* [STATED TASK]: Write out all lines holding the word "RATT".

* [RECORDS FOR THE EXERCISE]:
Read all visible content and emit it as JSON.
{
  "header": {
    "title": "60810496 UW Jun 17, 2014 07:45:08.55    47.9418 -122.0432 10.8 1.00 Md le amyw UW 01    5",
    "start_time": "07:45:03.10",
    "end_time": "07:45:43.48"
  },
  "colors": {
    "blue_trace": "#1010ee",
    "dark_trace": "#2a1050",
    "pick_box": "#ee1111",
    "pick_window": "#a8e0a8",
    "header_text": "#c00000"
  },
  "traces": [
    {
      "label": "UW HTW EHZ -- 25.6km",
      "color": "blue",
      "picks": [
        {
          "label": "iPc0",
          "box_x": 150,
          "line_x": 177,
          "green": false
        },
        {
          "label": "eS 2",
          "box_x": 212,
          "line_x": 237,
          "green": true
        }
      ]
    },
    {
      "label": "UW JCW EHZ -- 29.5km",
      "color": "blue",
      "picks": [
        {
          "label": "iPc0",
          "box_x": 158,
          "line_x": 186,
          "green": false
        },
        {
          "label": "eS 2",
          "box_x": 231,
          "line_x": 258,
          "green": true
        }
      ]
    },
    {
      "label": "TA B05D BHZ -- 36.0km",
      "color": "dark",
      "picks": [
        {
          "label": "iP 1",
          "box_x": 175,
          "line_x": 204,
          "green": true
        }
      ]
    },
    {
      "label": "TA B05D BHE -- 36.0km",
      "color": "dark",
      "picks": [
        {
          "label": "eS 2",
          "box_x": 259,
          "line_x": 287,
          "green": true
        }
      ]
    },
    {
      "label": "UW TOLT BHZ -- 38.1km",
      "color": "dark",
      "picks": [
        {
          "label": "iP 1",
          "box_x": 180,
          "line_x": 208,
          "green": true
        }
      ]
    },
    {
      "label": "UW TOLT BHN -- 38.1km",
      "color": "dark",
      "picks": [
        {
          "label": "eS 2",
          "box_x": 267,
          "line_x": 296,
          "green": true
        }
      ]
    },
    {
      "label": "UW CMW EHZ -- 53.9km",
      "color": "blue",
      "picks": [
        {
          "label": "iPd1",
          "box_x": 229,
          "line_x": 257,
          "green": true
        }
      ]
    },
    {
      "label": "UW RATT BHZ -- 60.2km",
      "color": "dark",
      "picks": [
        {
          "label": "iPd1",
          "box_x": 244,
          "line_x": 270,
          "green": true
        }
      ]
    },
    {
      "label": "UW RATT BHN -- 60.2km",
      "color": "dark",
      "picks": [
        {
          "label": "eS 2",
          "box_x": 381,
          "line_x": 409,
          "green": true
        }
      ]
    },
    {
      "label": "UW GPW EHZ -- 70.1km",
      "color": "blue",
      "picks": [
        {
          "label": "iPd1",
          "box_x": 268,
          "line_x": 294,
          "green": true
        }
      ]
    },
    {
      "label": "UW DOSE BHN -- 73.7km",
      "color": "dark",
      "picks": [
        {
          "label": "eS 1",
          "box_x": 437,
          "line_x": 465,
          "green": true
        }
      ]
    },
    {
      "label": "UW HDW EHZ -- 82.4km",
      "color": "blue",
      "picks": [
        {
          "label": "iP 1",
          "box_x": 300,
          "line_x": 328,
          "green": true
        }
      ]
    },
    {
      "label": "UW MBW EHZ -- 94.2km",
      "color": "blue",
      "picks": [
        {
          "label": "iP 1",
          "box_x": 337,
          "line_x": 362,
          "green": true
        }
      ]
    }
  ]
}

* [RESPONSE TO THE EXERCISE]:
      "label": "UW RATT BHZ -- 60.2km",
      "label": "UW RATT BHN -- 60.2km",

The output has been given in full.